● **TASK PROMPT**: Work out how many lines of the records contain "教师总结". Answer with the number and nothing else.

Collected data:
---------------

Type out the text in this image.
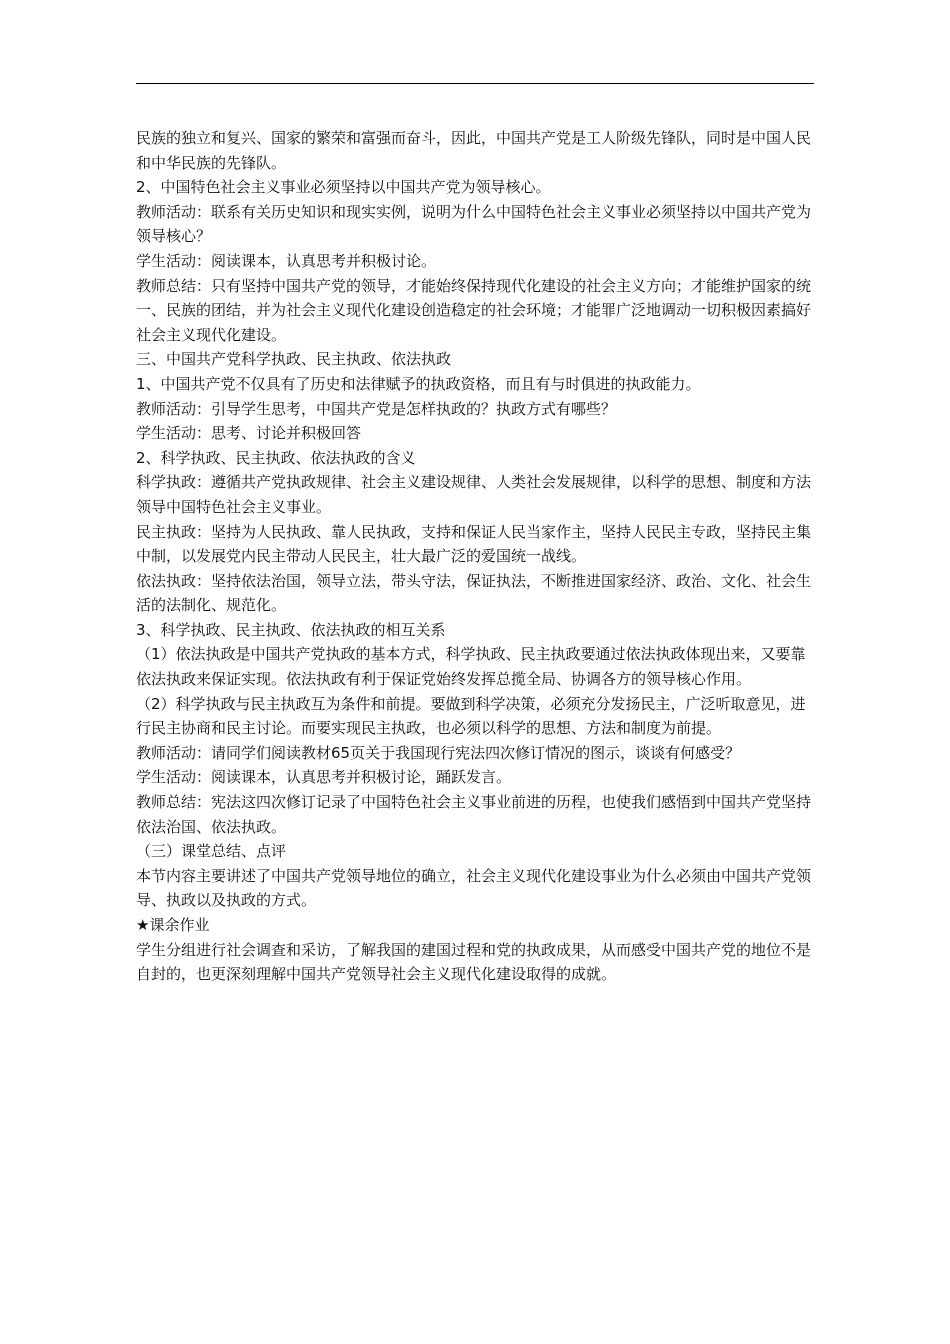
民族的独立和复兴、国家的繁荣和富强而奋斗，因此，中国共产党是工人阶级先锋队，同时是中国人民和中华民族的先锋队。

2、中国特色社会主义事业必须坚持以中国共产党为领导核心。

教师活动：联系有关历史知识和现实实例，说明为什么中国特色社会主义事业必须坚持以中国共产党为领导核心？

学生活动：阅读课本，认真思考并积极讨论。

教师总结：只有坚持中国共产党的领导，才能始终保持现代化建设的社会主义方向；才能维护国家的统一、民族的团结，并为社会主义现代化建设创造稳定的社会环境；才能罪广泛地调动一切积极因素搞好社会主义现代化建设。

三、中国共产党科学执政、民主执政、依法执政

1、中国共产党不仅具有了历史和法律赋予的执政资格，而且有与时俱进的执政能力。

教师活动：引导学生思考，中国共产党是怎样执政的？执政方式有哪些？

学生活动：思考、讨论并积极回答

2、科学执政、民主执政、依法执政的含义

科学执政：遵循共产党执政规律、社会主义建设规律、人类社会发展规律，以科学的思想、制度和方法领导中国特色社会主义事业。

民主执政：坚持为人民执政、靠人民执政，支持和保证人民当家作主，坚持人民民主专政，坚持民主集中制，以发展党内民主带动人民民主，壮大最广泛的爱国统一战线。

依法执政：坚持依法治国，领导立法，带头守法，保证执法，不断推进国家经济、政治、文化、社会生活的法制化、规范化。

3、科学执政、民主执政、依法执政的相互关系

（1）依法执政是中国共产党执政的基本方式，科学执政、民主执政要通过依法执政体现出来，又要靠依法执政来保证实现。依法执政有利于保证党始终发挥总揽全局、协调各方的领导核心作用。

（2）科学执政与民主执政互为条件和前提。要做到科学决策，必须充分发扬民主，广泛听取意见，进行民主协商和民主讨论。而要实现民主执政，也必须以科学的思想、方法和制度为前提。

教师活动：请同学们阅读教材65页关于我国现行宪法四次修订情况的图示，谈谈有何感受？

学生活动：阅读课本，认真思考并积极讨论，踊跃发言。

教师总结：宪法这四次修订记录了中国特色社会主义事业前进的历程，也使我们感悟到中国共产党坚持依法治国、依法执政。

（三）课堂总结、点评

本节内容主要讲述了中国共产党领导地位的确立，社会主义现代化建设事业为什么必须由中国共产党领导、执政以及执政的方式。

★课余作业

学生分组进行社会调查和采访，了解我国的建国过程和党的执政成果，从而感受中国共产党的地位不是自封的，也更深刻理解中国共产党领导社会主义现代化建设取得的成就。
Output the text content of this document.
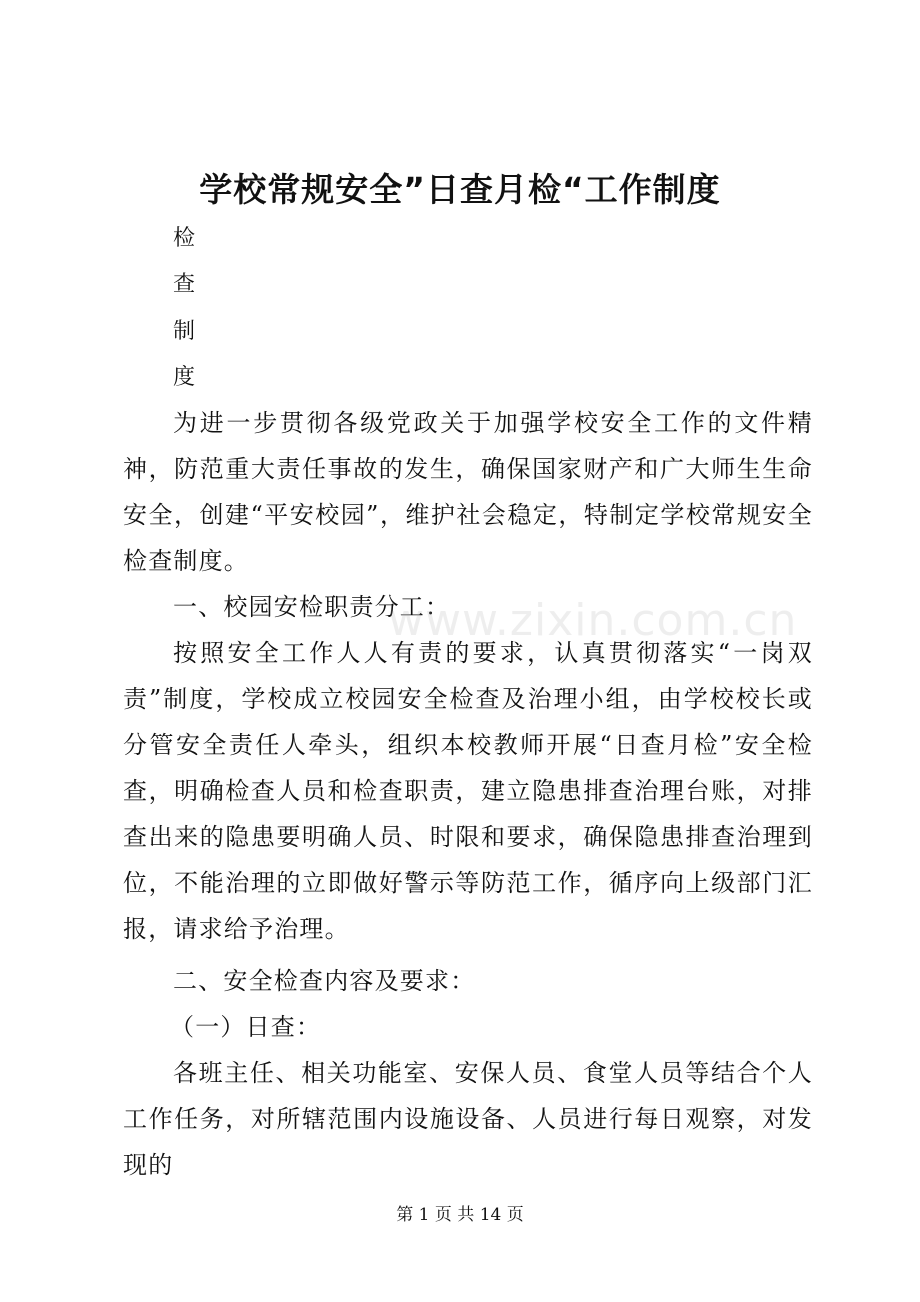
学校常规安全”日查月检“工作制度

检

查

制

度

为进一步贯彻各级党政关于加强学校安全工作的文件精神，防范重大责任事故的发生，确保国家财产和广大师生生命安全，创建“平安校园”，维护社会稳定，特制定学校常规安全检查制度。

一、校园安检职责分工：

按照安全工作人人有责的要求，认真贯彻落实“一岗双责”制度，学校成立校园安全检查及治理小组，由学校校长或分管安全责任人牵头，组织本校教师开展“日查月检”安全检查，明确检查人员和检查职责，建立隐患排查治理台账，对排查出来的隐患要明确人员、时限和要求，确保隐患排查治理到位，不能治理的立即做好警示等防范工作，循序向上级部门汇报，请求给予治理。

二、安全检查内容及要求：

（一）日查：

各班主任、相关功能室、安保人员、食堂人员等结合个人工作任务，对所辖范围内设施设备、人员进行每日观察，对发现的

www.zixin.com.cn

第 1 页 共 14 页
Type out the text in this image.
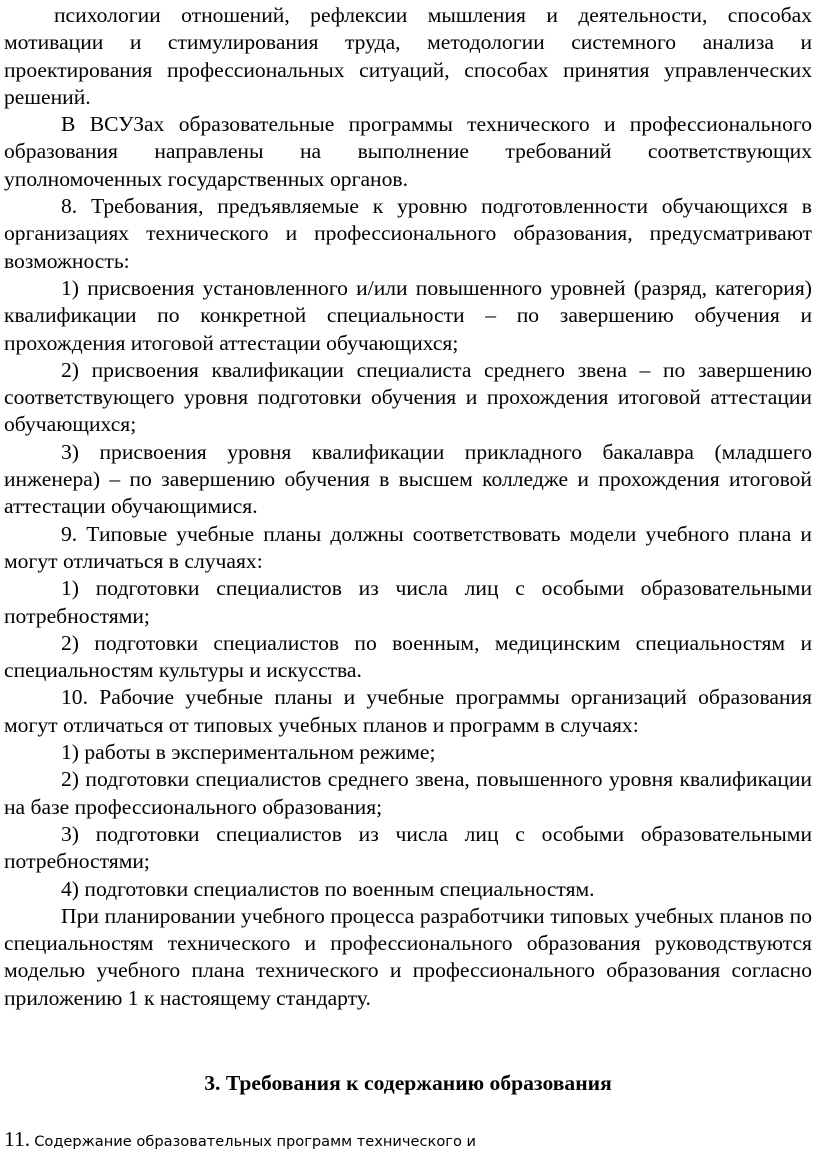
психологии отношений, рефлексии мышления и деятельности, способах мотивации и стимулирования труда, методологии системного анализа и проектирования профессиональных ситуаций, способах принятия управленческих решений.

В ВСУЗах образовательные программы технического и профессионального образования направлены на выполнение требований соответствующих уполномоченных государственных органов.

8. Требования, предъявляемые к уровню подготовленности обучающихся в организациях технического и профессионального образования, предусматривают возможность:

1) присвоения установленного и/или повышенного уровней (разряд, категория) квалификации по конкретной специальности – по завершению обучения и прохождения итоговой аттестации обучающихся;

2) присвоения квалификации специалиста среднего звена – по завершению соответствующего уровня подготовки обучения и прохождения итоговой аттестации обучающихся;

3) присвоения уровня квалификации прикладного бакалавра (младшего инженера) – по завершению обучения в высшем колледже и прохождения итоговой аттестации обучающимися.

9. Типовые учебные планы должны соответствовать модели учебного плана и могут отличаться в случаях:

1) подготовки специалистов из числа лиц с особыми образовательными потребностями;

2) подготовки специалистов по военным, медицинским специальностям и специальностям культуры и искусства.

10. Рабочие учебные планы и учебные программы организаций образования могут отличаться от типовых учебных планов и программ в случаях:

1) работы в экспериментальном режиме;

2) подготовки специалистов среднего звена, повышенного уровня квалификации на базе профессионального образования;

3) подготовки специалистов из числа лиц с особыми образовательными потребностями;

4) подготовки специалистов по военным специальностям.

При планировании учебного процесса разработчики типовых учебных планов по специальностям технического и профессионального образования руководствуются моделью учебного плана технического и профессионального образования согласно приложению 1 к настоящему стандарту.

3. Требования к содержанию образования
11. Содержание образовательных программ технического и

---------------

● **EXERCISE RESPONSE**: 2